• _PROVIDED INFORMATION_
# # #

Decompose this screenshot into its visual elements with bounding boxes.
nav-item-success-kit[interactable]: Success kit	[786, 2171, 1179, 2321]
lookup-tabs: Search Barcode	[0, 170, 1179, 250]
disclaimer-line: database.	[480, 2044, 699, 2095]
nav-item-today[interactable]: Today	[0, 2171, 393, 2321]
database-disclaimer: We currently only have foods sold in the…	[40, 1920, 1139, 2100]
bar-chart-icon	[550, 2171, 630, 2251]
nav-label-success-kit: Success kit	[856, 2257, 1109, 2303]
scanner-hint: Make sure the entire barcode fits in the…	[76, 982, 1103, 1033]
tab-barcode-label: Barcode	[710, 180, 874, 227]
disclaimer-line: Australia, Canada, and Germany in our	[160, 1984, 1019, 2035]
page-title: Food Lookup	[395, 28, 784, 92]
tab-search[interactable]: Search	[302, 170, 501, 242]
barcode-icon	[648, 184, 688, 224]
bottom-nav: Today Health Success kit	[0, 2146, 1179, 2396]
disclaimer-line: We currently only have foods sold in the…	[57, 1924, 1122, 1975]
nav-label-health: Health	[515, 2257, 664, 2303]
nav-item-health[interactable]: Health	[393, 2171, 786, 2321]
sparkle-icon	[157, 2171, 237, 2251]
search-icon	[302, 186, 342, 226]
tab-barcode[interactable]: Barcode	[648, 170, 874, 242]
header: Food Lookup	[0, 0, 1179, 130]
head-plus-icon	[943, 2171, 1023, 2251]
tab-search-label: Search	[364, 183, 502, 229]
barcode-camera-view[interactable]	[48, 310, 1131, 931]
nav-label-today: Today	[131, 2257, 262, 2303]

# # #

• _SHORT EXERCISE_
Report every line of the records above that contains the string "icon", counting only matches with the same case.

• _TASK ANSWER_
bar-chart-icon	[550, 2171, 630, 2251]
barcode-icon	[648, 184, 688, 224]
sparkle-icon	[157, 2171, 237, 2251]
search-icon	[302, 186, 342, 226]
head-plus-icon	[943, 2171, 1023, 2251]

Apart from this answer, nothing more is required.